[START OF RECORDS PROVIDED]

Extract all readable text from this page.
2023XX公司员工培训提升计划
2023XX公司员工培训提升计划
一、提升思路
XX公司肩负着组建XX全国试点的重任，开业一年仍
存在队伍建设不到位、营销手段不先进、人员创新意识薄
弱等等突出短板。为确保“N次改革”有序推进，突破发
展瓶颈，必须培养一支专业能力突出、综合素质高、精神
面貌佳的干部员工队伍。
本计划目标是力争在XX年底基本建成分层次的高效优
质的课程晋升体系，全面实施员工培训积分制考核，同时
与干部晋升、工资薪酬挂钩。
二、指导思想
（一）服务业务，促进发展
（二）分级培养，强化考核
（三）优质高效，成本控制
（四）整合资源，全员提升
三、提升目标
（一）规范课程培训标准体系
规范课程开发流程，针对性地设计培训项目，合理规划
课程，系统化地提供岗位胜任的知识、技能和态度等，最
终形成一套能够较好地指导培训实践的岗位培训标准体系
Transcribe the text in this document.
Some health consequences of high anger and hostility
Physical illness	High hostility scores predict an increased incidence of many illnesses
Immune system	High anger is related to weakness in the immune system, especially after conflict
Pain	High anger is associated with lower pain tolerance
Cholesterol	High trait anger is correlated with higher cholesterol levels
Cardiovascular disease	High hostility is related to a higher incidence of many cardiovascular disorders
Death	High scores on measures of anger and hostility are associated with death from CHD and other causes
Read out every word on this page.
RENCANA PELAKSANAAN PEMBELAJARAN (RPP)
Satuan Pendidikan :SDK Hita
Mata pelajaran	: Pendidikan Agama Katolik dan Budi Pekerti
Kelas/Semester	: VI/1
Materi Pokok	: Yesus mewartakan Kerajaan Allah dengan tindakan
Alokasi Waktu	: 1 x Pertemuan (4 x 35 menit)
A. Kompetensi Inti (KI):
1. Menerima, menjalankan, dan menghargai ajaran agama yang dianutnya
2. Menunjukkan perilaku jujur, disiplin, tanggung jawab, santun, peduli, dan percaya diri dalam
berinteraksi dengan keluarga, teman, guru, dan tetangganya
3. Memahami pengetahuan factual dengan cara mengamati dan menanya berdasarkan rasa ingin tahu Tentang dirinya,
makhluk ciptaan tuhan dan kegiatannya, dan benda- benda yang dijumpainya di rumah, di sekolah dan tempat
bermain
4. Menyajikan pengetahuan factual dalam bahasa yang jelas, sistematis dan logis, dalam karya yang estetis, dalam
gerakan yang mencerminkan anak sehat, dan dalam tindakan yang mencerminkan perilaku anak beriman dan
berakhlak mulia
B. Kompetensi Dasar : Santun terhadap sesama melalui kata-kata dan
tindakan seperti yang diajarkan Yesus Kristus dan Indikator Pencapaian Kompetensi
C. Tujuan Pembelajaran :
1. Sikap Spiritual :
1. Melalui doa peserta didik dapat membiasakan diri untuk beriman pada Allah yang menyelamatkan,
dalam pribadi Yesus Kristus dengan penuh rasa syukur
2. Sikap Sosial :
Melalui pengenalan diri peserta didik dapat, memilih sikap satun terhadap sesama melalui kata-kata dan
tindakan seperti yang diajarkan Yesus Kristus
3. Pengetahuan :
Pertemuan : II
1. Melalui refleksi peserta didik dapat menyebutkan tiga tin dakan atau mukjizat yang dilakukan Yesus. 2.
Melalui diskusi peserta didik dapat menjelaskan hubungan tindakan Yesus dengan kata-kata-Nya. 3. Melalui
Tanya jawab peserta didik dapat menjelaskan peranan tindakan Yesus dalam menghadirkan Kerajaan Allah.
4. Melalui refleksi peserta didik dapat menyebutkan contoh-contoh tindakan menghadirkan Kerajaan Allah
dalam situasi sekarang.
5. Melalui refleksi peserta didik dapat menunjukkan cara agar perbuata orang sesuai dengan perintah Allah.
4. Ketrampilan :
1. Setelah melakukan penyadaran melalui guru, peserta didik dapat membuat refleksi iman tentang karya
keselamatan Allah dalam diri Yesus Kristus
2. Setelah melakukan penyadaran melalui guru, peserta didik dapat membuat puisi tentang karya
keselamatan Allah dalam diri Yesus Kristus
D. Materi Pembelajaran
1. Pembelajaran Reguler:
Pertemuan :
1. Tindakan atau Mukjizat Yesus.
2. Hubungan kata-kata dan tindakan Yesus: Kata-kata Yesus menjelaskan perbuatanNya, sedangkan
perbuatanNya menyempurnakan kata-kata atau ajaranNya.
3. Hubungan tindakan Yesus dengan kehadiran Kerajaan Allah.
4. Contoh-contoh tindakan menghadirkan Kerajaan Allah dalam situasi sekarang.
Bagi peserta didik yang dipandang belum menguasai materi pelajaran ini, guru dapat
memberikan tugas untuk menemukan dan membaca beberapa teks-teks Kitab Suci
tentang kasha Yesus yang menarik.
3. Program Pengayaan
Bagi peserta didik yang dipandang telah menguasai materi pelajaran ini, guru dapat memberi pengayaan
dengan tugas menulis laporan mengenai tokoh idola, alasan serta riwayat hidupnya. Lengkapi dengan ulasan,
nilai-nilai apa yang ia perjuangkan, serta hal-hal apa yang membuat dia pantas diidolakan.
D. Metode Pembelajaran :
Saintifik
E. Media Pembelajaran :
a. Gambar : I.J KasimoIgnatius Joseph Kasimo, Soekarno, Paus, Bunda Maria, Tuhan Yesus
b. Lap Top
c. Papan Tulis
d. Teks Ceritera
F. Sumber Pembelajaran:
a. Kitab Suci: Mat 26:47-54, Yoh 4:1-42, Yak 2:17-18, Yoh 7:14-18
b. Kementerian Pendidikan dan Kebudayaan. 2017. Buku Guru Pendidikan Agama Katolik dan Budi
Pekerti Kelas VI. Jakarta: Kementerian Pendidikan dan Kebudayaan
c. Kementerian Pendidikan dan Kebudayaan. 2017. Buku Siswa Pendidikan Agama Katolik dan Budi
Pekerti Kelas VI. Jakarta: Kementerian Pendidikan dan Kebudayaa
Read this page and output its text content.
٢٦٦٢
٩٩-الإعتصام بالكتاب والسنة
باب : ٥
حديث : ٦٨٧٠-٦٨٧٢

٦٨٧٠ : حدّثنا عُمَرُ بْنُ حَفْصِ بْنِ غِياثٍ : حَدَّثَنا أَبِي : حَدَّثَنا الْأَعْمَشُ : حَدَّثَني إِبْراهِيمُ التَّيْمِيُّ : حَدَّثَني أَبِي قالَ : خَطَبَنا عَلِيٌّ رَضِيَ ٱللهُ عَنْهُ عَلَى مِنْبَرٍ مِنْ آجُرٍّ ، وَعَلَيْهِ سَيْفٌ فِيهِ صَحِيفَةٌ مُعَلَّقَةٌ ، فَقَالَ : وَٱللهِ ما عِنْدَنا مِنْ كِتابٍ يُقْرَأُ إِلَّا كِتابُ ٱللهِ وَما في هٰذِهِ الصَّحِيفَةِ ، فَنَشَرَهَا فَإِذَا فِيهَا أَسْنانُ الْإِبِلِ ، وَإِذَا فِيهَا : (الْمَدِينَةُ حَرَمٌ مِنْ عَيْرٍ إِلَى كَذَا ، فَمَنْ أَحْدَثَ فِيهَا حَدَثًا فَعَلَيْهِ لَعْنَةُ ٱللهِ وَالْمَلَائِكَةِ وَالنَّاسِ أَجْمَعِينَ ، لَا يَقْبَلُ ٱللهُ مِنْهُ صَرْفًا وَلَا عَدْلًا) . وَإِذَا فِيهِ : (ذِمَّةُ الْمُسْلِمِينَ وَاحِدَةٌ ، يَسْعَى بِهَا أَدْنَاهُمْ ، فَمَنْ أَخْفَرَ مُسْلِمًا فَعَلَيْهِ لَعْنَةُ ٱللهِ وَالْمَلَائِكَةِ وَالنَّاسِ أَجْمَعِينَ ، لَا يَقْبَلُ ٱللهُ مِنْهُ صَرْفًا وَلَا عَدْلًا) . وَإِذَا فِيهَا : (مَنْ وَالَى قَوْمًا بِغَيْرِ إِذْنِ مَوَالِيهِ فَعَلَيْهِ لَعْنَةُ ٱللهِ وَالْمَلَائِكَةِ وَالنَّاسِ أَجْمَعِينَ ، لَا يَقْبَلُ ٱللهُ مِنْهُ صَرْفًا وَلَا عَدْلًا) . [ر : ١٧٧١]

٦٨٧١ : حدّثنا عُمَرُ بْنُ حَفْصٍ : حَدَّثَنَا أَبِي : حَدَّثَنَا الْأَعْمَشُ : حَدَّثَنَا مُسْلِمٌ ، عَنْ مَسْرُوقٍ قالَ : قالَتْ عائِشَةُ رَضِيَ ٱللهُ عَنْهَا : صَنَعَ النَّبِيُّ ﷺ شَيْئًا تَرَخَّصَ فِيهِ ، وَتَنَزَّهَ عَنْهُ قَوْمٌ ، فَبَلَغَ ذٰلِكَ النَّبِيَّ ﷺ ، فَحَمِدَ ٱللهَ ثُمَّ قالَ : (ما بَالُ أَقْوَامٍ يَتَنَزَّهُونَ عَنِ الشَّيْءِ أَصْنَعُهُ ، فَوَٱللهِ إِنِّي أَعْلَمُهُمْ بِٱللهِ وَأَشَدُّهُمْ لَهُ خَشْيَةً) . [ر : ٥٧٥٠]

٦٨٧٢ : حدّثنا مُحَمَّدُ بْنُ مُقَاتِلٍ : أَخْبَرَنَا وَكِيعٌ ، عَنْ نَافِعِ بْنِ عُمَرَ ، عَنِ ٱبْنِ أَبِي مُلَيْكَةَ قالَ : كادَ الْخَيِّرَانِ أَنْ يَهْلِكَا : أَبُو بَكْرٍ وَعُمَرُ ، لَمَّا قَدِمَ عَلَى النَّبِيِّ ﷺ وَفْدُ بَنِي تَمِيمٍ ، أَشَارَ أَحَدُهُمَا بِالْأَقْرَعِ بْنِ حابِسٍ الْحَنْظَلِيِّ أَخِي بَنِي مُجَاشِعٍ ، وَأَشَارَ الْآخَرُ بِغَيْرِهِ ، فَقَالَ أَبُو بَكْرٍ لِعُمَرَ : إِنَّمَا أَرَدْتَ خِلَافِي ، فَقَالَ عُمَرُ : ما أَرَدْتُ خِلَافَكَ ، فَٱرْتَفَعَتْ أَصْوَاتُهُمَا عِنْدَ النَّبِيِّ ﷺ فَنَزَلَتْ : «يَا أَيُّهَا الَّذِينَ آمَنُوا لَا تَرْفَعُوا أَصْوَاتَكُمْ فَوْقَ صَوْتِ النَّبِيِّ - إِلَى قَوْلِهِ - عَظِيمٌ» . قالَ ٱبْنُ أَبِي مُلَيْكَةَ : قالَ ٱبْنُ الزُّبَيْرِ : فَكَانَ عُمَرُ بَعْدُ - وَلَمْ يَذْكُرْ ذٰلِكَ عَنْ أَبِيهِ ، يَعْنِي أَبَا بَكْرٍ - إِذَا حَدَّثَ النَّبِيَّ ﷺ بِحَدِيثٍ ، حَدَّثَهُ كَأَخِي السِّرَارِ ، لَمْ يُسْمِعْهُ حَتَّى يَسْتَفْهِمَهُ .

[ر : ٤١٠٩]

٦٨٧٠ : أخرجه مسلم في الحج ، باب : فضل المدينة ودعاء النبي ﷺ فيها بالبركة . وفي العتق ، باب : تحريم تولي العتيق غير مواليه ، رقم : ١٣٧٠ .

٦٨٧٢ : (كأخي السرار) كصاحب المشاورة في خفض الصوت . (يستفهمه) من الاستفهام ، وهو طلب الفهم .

[END OF RECORDS PROVIDED]

**WORK TO DO**
Copy all lines from the data that hold the word "Budi".

**COMPLETED TASK**
Mata pelajaran	: Pendidikan Agama Katolik dan Budi Pekerti
b. Kementerian Pendidikan dan Kebudayaan. 2017. Buku Guru Pendidikan Agama Katolik dan Budi
c. Kementerian Pendidikan dan Kebudayaan. 2017. Buku Siswa Pendidikan Agama Katolik dan Budi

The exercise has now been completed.